### EXERCISE
Gather every line holding the string "issues".

— BEGIN —

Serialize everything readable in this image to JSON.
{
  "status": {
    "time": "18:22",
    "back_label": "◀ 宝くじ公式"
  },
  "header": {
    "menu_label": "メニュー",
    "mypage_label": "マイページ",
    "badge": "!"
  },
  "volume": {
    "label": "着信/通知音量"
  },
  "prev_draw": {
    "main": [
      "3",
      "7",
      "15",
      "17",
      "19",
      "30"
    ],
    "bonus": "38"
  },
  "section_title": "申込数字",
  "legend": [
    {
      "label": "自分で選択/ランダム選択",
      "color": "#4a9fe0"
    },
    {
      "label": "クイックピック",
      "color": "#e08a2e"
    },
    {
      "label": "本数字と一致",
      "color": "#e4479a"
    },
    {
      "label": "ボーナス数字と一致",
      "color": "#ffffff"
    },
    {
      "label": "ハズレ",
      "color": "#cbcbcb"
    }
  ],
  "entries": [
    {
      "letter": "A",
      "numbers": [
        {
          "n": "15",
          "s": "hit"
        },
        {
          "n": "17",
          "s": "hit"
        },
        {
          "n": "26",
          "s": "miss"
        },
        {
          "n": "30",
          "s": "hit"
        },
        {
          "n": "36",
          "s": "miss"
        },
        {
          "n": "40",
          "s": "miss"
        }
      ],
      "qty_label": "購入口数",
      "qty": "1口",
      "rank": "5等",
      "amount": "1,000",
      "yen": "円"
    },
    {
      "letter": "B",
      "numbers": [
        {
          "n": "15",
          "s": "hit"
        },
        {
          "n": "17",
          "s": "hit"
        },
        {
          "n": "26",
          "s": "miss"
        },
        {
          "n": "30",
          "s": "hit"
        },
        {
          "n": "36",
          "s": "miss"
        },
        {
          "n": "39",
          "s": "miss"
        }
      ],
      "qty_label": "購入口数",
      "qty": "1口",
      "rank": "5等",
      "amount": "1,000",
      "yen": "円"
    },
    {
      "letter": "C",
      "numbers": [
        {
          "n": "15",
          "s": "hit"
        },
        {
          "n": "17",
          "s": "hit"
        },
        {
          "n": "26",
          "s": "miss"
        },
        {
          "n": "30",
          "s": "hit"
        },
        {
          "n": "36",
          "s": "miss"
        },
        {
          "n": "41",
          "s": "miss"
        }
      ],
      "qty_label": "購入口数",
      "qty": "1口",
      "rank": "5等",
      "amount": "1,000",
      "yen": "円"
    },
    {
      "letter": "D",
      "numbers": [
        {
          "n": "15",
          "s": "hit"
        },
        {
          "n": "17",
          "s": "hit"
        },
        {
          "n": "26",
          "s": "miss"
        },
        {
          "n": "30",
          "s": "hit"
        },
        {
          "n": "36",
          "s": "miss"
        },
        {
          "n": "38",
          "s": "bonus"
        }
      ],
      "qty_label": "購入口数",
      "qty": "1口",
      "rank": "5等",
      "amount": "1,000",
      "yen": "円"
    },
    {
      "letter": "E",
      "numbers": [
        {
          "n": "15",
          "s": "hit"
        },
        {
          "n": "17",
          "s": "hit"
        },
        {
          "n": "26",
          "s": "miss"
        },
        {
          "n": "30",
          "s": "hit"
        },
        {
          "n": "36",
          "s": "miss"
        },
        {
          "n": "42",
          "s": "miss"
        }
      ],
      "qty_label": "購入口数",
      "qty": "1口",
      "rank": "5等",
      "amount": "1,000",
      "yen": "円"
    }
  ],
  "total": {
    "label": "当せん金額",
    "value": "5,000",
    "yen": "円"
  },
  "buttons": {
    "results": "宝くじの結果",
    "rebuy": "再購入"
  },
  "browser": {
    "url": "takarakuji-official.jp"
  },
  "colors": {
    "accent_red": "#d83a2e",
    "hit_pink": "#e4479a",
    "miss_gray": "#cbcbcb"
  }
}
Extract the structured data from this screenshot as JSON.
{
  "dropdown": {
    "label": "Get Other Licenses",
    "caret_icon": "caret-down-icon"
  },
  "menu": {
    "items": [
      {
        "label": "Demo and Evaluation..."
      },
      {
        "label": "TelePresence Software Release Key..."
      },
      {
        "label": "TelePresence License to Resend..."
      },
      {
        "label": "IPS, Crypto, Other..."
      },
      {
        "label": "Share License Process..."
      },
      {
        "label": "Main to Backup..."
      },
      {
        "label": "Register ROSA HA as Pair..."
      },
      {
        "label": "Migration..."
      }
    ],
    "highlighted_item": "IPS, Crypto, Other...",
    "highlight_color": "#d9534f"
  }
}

— END —
— BEGIN —

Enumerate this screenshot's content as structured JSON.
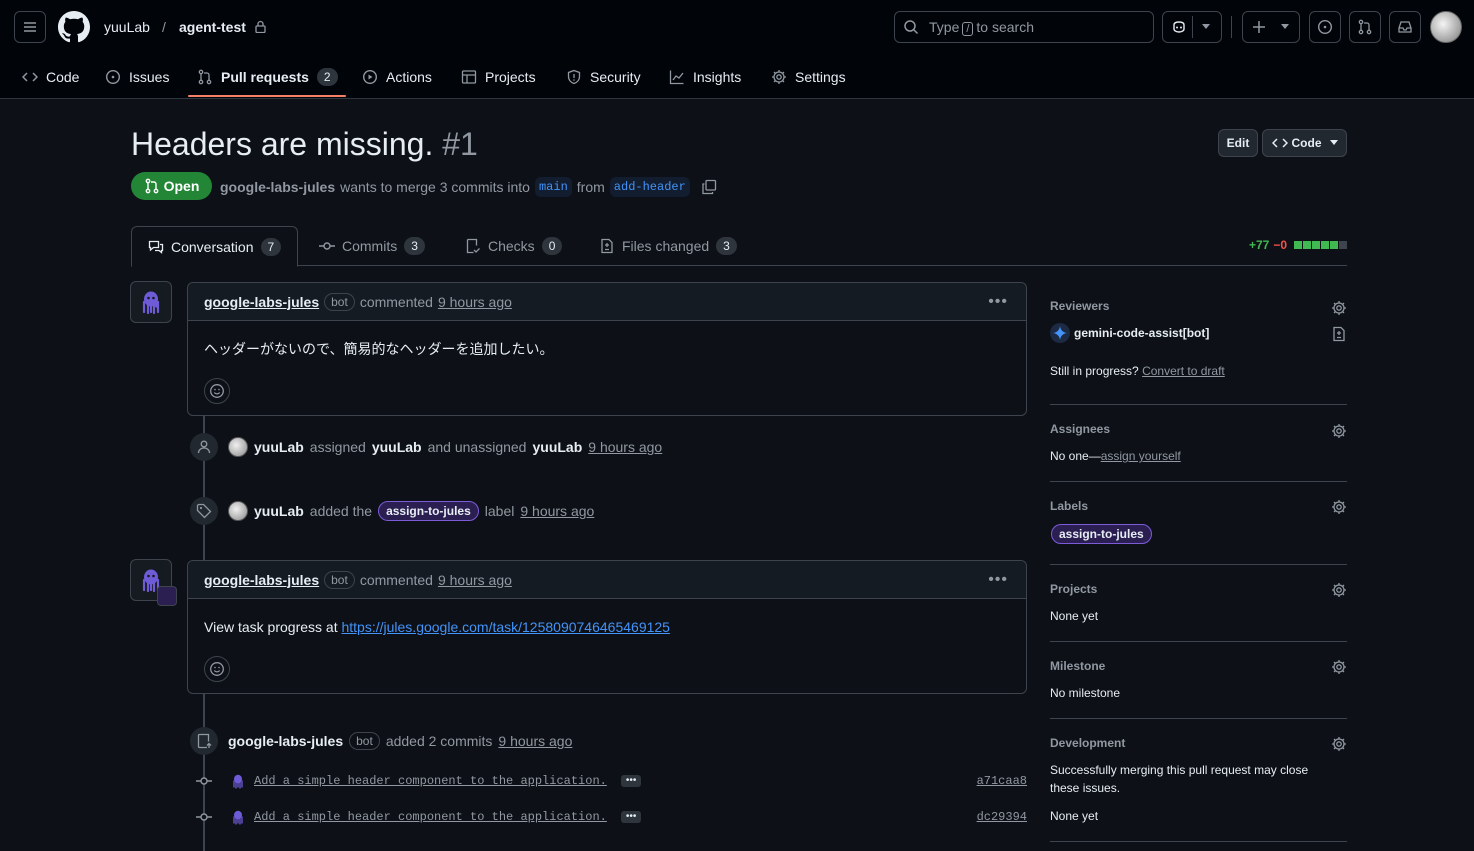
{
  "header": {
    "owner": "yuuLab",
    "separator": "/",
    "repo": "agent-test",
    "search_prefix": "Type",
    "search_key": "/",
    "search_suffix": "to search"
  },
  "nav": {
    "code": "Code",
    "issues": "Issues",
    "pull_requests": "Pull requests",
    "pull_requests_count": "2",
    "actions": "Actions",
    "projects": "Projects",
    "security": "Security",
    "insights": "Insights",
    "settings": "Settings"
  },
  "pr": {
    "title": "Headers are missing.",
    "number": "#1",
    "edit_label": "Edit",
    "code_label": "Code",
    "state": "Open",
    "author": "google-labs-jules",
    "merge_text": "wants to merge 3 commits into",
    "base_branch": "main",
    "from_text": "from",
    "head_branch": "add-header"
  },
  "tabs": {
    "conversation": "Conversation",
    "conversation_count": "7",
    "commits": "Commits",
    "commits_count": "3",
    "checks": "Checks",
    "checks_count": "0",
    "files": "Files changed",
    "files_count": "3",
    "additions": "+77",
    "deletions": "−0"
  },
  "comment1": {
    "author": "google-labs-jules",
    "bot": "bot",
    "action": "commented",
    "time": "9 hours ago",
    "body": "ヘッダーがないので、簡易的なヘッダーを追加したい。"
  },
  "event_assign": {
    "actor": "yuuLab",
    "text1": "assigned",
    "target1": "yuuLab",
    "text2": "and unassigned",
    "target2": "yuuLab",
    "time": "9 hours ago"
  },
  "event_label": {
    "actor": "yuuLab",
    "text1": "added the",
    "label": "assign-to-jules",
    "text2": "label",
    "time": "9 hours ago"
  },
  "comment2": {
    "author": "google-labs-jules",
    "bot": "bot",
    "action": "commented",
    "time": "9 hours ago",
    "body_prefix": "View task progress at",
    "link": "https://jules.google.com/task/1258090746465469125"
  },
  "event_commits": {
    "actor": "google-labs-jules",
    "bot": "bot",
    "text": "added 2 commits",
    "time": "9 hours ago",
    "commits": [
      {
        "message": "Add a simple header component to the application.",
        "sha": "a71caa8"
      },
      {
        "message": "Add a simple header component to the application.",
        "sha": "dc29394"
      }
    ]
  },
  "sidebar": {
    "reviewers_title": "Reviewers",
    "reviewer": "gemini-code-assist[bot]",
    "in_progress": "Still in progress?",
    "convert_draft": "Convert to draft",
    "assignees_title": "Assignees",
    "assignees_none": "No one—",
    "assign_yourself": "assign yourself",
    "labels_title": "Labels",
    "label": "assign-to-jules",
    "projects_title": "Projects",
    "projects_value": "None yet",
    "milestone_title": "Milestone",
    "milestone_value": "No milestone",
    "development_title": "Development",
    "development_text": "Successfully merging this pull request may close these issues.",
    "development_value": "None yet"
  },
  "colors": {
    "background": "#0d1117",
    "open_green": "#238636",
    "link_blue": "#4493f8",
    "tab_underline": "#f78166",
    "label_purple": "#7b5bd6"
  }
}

— END —

### WRITTEN REPLY
    "issues": "Issues",
    "development_text": "Successfully merging this pull request may close these issues.",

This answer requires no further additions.